指示 1 —
記録の中で文字列「swatch」を含む行を数え、その行数だけを答えてください。

抜粋 —
━━━

説明

進捗管理システム及び管理サーバ

【課題】工事の進捗を適切に管理する技術を提供する。
【解決手段】進捗管理システム10は、工事の進捗を管理する進捗管理データベース30と、工事の作業工程における複数の場所に設けられた複数の端末40と、端末40から工事の作業に関するデータを取得して進捗管理データベース30を管理する管理サーバ20を含む。端末40は、建設資材80に貼付されたラベル82に印刷された図形を読み取ることにより建設資材80の識別情報を取得し、その建設資材80に対して行われた作業内容と作業日時とを対応づけて管理サーバ20へ送信する。管理サーバ20は、取得した作業データを進捗管理データベース30に登録する。

【発明の詳細な説明】
【技術分野】
【0001】
本発明は、工事の進捗を管理する進捗管理システム、及びその進捗管理システムにおいて利用可能な管理サーバに関する。
【背景技術】
【0002】
プラント建設など大規模な建設工事の中では多種多様で膨大な量の資材が必要となる。初めは個々の材料要素を組立て、最終的にはシステムとして完成させる方法で工事が進められるが、それを管理する中で、作業工程により管理すべき対象が異なるなど、その進捗管理は大変複雑なものとなる。従来、個別に作業進捗を管理するシステムはあったが、特に大規模な建設工事では、個別の作業進捗管理ではなく、作業の開始から完了まで一貫した作業履歴を管理できるようなシステムが求められるようになっている。
【特許文献1】特開2004−59249号公報
【特許文献2】特開2004−234338号公報
【発明の開示】
【発明が解決しようとする課題】
【0003】
溶接、非破壊検査、塗装、取り付けなど、それぞれの建設資材に対して複数の作業工程が必要となるが、従来は工事の進捗を管理する際に、現場で紙に手書きで記録をとり、それを事務所などに持ち帰ってコンピュータ等を用いて電子化していた。そのため、記録が揃うまでに時間がかかったり、誤入力等により適切に管理がなされず、建設資材が行方不明になったりすることがあった。
【0004】
本発明はこうした状況に鑑みてなされたものであり、その目的は、工事の進捗を適切に管理する技術の提供にある。

━━━

提供資料 —
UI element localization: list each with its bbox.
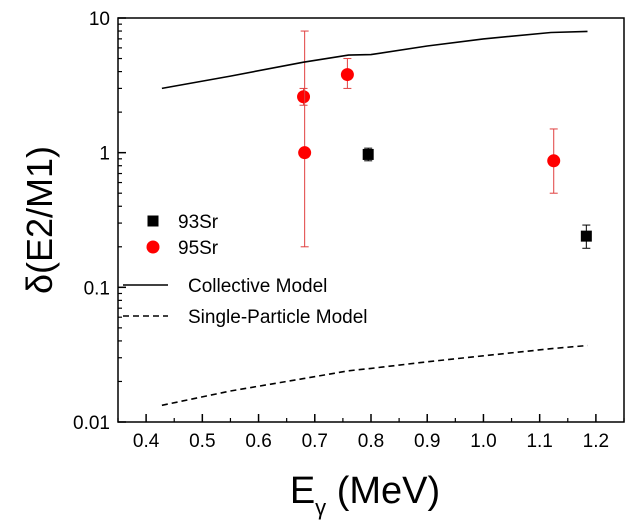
legend-item: Collective Model	[123, 276, 327, 297]
x-tick-label: 0.7	[302, 431, 328, 452]
x-axis-label-subscript: γ	[315, 495, 326, 520]
data-point-circle	[298, 146, 312, 160]
legend-label: Collective Model	[188, 276, 327, 297]
legend-label: Single-Particle Model	[188, 307, 368, 328]
x-tick-label: 0.9	[414, 431, 440, 452]
legend-square-swatch	[147, 215, 159, 227]
legend-label: 95Sr	[178, 238, 219, 259]
legend-item: 95Sr	[146, 238, 219, 259]
series-collective-model	[161, 30, 588, 90]
series-93sr	[362, 147, 592, 249]
x-tick-label: 0.5	[189, 431, 215, 452]
x-axis-label-unit: (MeV)	[326, 470, 440, 512]
y-tick-label: 10	[89, 9, 110, 30]
data-point-circle	[297, 90, 311, 104]
x-tick-label: 0.6	[245, 431, 271, 452]
data-point-circle	[340, 68, 354, 82]
x-tick-label: 1.1	[526, 431, 552, 452]
legend: 93Sr 95Sr Collective Model Single-Particle …	[123, 212, 368, 328]
series-95sr	[297, 30, 561, 248]
x-tick-label: 1.0	[470, 431, 496, 452]
legend-item: Single-Particle Model	[123, 307, 368, 328]
y-tick-label: 1	[99, 144, 110, 165]
y-tick-label: 0.01	[73, 413, 110, 434]
legend-item: 93Sr	[147, 212, 219, 233]
series-line	[161, 344, 588, 407]
x-tick-label: 1.2	[583, 431, 609, 452]
x-axis-ticks: 0.4 0.5 0.6 0.7 0.8 0.9 1.0 1.1 1.2	[117, 414, 625, 452]
x-axis-label-main: E	[290, 470, 315, 512]
data-point-square	[580, 230, 592, 242]
x-axis-label: Eγ (MeV)	[290, 470, 440, 520]
x-tick-label: 0.4	[133, 431, 160, 452]
series-single-particle-model	[161, 344, 588, 407]
data-point-circle	[547, 154, 561, 168]
y-axis-label: δ(E2/M1)	[19, 146, 60, 294]
x-tick-label: 0.8	[358, 431, 384, 452]
y-axis-ticks: 0.01 0.1 1 10	[73, 9, 126, 434]
legend-label: 93Sr	[178, 212, 219, 233]
series-layer	[161, 30, 592, 407]
data-point-square	[362, 148, 374, 160]
y-tick-label: 0.1	[84, 278, 110, 299]
legend-circle-swatch	[146, 240, 160, 254]
series-line	[161, 30, 588, 90]
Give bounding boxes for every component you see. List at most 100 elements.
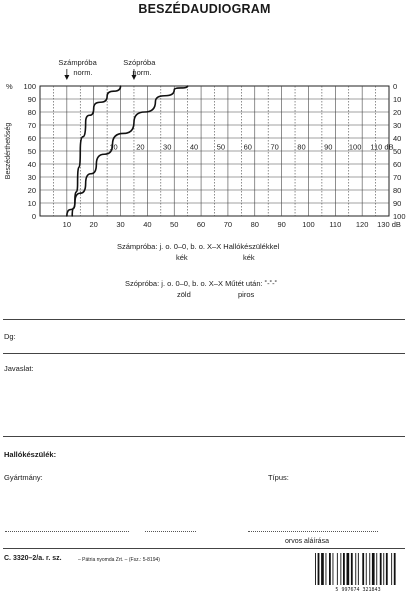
barcode-bar [383,553,385,585]
bottom-tick-label: 90 [277,220,285,229]
legend-color-2b: piros [238,290,255,299]
annotation-arrow-head [131,75,137,80]
right-tick-label: 90 [393,199,401,208]
divider [3,436,405,437]
inner-tick-label: 110 dB [370,143,393,152]
inner-tick-label: 30 [163,143,171,152]
left-tick-label: 50 [28,147,36,156]
number-dots [145,531,196,532]
barcode-bar [315,553,316,585]
gyartmany-label: Gyártmány: [4,473,43,482]
barcode-bar [365,553,367,585]
inner-tick-label: 60 [244,143,252,152]
right-tick-label: 50 [393,147,401,156]
legend-line-2: Szópróba: j. o. 0–0, b. o. X–X Műtét utá… [125,279,278,288]
right-tick-label: 30 [393,121,401,130]
right-tick-label: 10 [393,95,401,104]
left-tick-label: 20 [28,186,36,195]
curve-szamproba [71,85,122,217]
tipus-label: Típus: [268,473,289,482]
barcode-bar [385,553,388,585]
left-tick-label: 40 [28,160,36,169]
bottom-tick-label: 70 [224,220,232,229]
inner-tick-label: 10 [109,143,117,152]
annotation-label: norm. [132,68,151,77]
right-tick-label: 80 [393,186,401,195]
annotation-label: Számpróba [58,58,97,67]
chart-curves [66,85,189,217]
barcode-bar [336,553,338,585]
inner-tick-label: 80 [297,143,305,152]
bottom-tick-label: 130 dB [377,220,401,229]
barcode-bar [376,553,378,585]
signature-label: orvos aláírása [285,538,329,545]
inner-tick-label: 70 [270,143,278,152]
y-axis-label: Beszédérthetőség [5,123,12,180]
right-tick-label: 20 [393,108,401,117]
bottom-tick-label: 40 [143,220,151,229]
barcode-bar [379,553,382,585]
barcode-bar [332,553,334,585]
divider [3,548,405,549]
barcode-bar [343,553,345,585]
legend-color-1a: kék [176,253,188,262]
legend-color-2a: zöld [177,290,191,299]
legend-line-1: Számpróba: j. o. 0–0, b. o. X–X Hallókés… [117,242,280,251]
left-tick-label: 70 [28,121,36,130]
barcode-bar [371,553,375,585]
page-title: BESZÉDAUDIOGRAM [138,2,271,16]
barcode-bars [315,553,396,585]
bottom-tick-label: 120 [356,220,369,229]
left-unit-label: % [6,82,13,91]
left-tick-label: 30 [28,173,36,182]
left-tick-label: 60 [28,134,36,143]
annotation-arrow-head [64,75,70,80]
left-tick-label: 10 [28,199,36,208]
right-tick-label: 70 [393,173,401,182]
barcode-bar [329,553,331,585]
right-tick-label: 60 [393,160,401,169]
barcode-bar [340,553,342,585]
barcode: 5 997674 321843 [313,553,403,593]
bottom-tick-label: 10 [63,220,71,229]
barcode-bar [325,553,327,585]
left-tick-label: 100 [23,82,36,91]
signature-dots [248,531,378,532]
inner-tick-label: 90 [324,143,332,152]
barcode-bar [362,553,365,585]
inner-tick-label: 50 [217,143,225,152]
barcode-bar [369,553,371,585]
inner-tick-label: 100 [349,143,362,152]
left-tick-label: 90 [28,95,36,104]
right-tick-label: 0 [393,82,397,91]
bottom-tick-label: 80 [251,220,259,229]
javaslat-label: Javaslat: [4,364,34,373]
barcode-bar [317,553,320,585]
hallokeszulek-label: Hallókészülék: [4,450,57,459]
dg-label: Dg: [4,332,16,341]
barcode-bar [391,553,393,585]
inner-tick-label: 40 [190,143,198,152]
divider [3,353,405,354]
barcode-bar [355,553,357,585]
right-tick-label: 100 [393,212,406,221]
inner-tick-label: 20 [136,143,144,152]
barcode-bar [346,553,350,585]
barcode-bar [321,553,324,585]
barcode-number: 5 997674 321843 [335,587,381,593]
bottom-tick-label: 110 [329,220,341,229]
bottom-tick-label: 50 [170,220,178,229]
legend-color-1b: kék [243,253,255,262]
annotation-label: norm. [73,68,92,77]
left-tick-label: 80 [28,108,36,117]
bottom-tick-label: 100 [302,220,315,229]
publisher: – Pátria nyomda Zrt. – (Fsz.: 5-8194) [78,557,160,563]
bottom-tick-label: 60 [197,220,205,229]
bottom-tick-label: 20 [90,220,98,229]
divider [3,319,405,320]
left-tick-label: 0 [32,212,36,221]
right-tick-label: 40 [393,134,401,143]
chart-grid [39,85,390,217]
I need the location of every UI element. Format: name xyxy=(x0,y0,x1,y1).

━━━

指示 2 —
上に示した進捗管理システムに関する抜粋を、最後の文の後から書き継いでください。

想定解答 1 —
2

想定解答 2 —
【課題を解決するための手段】
【0005】
本発明のある態様は、進捗管理システムに関する。この進捗管理システムは、工事の進捗を管理するためのデータを格納する進捗管理データベースと、前記工事の作業工程における複数の場所に設けられた複数の端末と、前記端末から前記工事の作業に関するデータを取得して前記進捗管理データベースを管理する管理サーバと、を含み、前記端末は、建設資材に付された前記建設資材の識別情報を取得する識別情報取得部と、取得した前記建設資材の識別情報に、その建設資材に対して行われた作業内容と作業日時とを対応づけた作業データを前記管理サーバへ送信する送信部と、を含み、前記管理サーバは、前記端末から前記作業データを取得する作業データ取得部と、取得した前記作業データを前記進捗管理データベースに登録する登録部と、を含むことを特徴とする。
【0006】
これにより、工事の進捗を管理するための作業データを記録する際の手間を低減することができるとともに、誤入力を防止し、精確に作業データを記録することができる。
【0007】
前記管理サーバは、建築物を設計する段階で生成された前記建設資材の識別情報を含むデータベースから、前記建設資材の識別情報をインポートするインポート部と、インポートされた前記建設資材の識別情報を変換して、前記建設資材に貼付可能なラベルに印刷される図形を生成するラベル生成部と、を更に含んでもよい。これにより、識別情報を付与する際の手間を低減することができるとともに、誤入力を防止することができる。
【0008】
前記識別情報取得部は、前記建設資材に貼付された前記ラベルに印刷された前記図形を光学的に読み取ることにより前記識別情報を取得してもよい。識別情報取得部は、バーコードリーダであってもよい。
【0009】
前記建設資材が配管部材である場合、前記配管部材には複数の前記ラベルが貼付されてもよく、前記ラベルは、少なくとも前記配管部材の一端と他端とに貼付されてもよい。数メートルから数十メートルの大きな配管部材であっても、両端にラベルを貼付することにより、識別情報を読み取る作業を効率良く進めることができる。
【0010】
前記建設資材が配管部材である場合、前記配管部材には複数の前記ラベルが貼付されてもよく、前記ラベルは、少なくとも前記配管部材の外面とその逆側の外面とに貼付されてもよい。配管部材を地面などに置いたときに、一方のラベルが地面に接地して読み取れない状態にあっても、他方のラベルから識別情報を読み取ることができる。
【0011】
前記ラベルは、前記配管部材を塗装した後に、再び外面に貼付されてもよい。これにより、塗装工程後もラベルから識別情報を読み取ることができる。
【0012】
前記管理サーバは、建築物を設計する段階で生成された前記建設資材の識別情報を含むデータベースから、前記建設資材の識別情報をインポートするインポート部と、インポートされた前記建設資材の識別情報を、前記建設資材に貼付するICタグのICに記録させて、前記識別情報を発信可能な前記ICタグを生成させるタグ生成部と、を更に含んでもよい。前記識別情報取得部は、前記ICタグから発信された前記識別情報を受信することにより前記識別情報を取得してもよい。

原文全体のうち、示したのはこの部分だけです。